Riscrivi il brano dell'articolo su Diem che comincia dalle parole "La vita della" e si ferma dopo "staccare la spina.", sostituendo "Federal Reserve" con "Fed".

TESTO DA LEGGERE:
---+---

La vita della criptovaluta centralizzata messa in piedi da Facebook sarebbe ormai agli sgoccioli. E’ quanto riporta The Verge, che scrive addirittura come la divisione di Meta dedicata allo sviluppo di Diem sia ormai quasi in liquidazione, visto che l’azienda sarebbe in trattative con banche d’investimento per venderne la proprietà intellettuale. A darle il colpo di grazia, pare, la Federal Reserve degli Stati Uniti, che da sempre contraria al progetto per diversi motivi, compresi la protezione dei consumatori e la stabilità dei mercati finanziari, avrebbe esercitato forti pressioni su Silvergate, il partner bancario di Meta per Diem, per staccare la spina.
Diem, un progetto mai decollato
Libra è la criptovaluta creata nel 2019 dall’allora Facebook Inc. Una stablecoin garantita da asset reali, cioè depositi bancari e titoli di Stato a breve termine denominati in valute di Banche centrali stabili e ad alta reputazione, per evitare l’estrema volatilità che caratterizza le criptovalute. Di stampo open source, è basata sulla tecnologia blockchain ed era stata creata con l’obiettivo di consentire potenzialmente a miliardi di persone di accedere ai servizi bancari, per creare un sistema finanziario globale e connesso. Aiutati in tal senso da un’app dedicata, nonché dal suo essere parte integrante di Messenger e WhatsApp.

---+---

DATI FORNITI:
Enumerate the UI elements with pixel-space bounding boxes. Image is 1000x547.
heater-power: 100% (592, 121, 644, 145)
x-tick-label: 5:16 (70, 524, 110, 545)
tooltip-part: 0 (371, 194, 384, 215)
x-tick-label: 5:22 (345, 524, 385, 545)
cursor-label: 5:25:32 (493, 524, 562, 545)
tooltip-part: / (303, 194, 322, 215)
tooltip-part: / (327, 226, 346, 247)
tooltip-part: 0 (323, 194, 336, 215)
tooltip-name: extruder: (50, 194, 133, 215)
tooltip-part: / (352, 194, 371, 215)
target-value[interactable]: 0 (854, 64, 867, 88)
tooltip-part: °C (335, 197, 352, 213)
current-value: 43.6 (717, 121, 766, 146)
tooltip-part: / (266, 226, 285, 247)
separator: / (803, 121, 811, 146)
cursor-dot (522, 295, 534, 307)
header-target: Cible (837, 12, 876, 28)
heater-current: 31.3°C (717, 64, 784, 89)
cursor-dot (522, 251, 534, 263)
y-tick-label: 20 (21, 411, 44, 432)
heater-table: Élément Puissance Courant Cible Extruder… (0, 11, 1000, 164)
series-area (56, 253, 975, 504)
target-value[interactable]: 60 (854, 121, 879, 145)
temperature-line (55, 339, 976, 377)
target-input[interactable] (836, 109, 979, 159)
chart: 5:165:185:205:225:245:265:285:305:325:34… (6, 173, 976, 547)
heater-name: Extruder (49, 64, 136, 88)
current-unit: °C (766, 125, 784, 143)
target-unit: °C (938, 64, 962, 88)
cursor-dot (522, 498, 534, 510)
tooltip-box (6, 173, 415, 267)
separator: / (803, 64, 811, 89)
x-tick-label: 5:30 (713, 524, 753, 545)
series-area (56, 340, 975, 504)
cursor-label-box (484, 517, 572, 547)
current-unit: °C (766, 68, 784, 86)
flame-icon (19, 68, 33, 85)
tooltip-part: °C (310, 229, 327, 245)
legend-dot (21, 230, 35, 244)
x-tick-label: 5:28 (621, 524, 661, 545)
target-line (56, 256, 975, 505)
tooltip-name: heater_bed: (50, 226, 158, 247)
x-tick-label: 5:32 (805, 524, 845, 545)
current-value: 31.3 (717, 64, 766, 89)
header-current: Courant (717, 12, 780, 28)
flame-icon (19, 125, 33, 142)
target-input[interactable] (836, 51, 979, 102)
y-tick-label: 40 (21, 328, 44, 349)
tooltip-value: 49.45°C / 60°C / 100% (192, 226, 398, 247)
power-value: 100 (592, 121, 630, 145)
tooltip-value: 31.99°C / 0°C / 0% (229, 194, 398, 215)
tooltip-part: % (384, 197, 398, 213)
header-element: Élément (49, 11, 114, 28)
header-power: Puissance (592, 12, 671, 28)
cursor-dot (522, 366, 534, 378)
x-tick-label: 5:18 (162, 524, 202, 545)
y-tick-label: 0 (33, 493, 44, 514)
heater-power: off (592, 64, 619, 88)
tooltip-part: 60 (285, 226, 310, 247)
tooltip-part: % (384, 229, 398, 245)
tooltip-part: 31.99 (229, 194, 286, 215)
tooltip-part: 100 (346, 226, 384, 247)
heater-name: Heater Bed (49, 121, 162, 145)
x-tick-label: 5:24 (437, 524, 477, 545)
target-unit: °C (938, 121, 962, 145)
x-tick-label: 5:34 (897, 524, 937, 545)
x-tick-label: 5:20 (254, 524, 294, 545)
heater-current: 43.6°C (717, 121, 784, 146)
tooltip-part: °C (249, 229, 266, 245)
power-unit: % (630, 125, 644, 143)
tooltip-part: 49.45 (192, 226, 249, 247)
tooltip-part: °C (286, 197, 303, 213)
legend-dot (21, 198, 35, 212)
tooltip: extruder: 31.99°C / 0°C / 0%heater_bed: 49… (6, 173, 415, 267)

---+---

SOLUZIONE:
La vita della criptovaluta centralizzata messa in piedi da Facebook sarebbe ormai agli sgoccioli. E’ quanto riporta The Verge, che scrive addirittura come la divisione di Meta dedicata allo sviluppo di Diem sia ormai quasi in liquidazione, visto che l’azienda sarebbe in trattative con banche d’investimento per venderne la proprietà intellettuale. A darle il colpo di grazia, pare, la Fed degli Stati Uniti, che da sempre contraria al progetto per diversi motivi, compresi la protezione dei consumatori e la stabilità dei mercati finanziari, avrebbe esercitato forti pressioni su Silvergate, il partner bancario di Meta per Diem, per staccare la spina.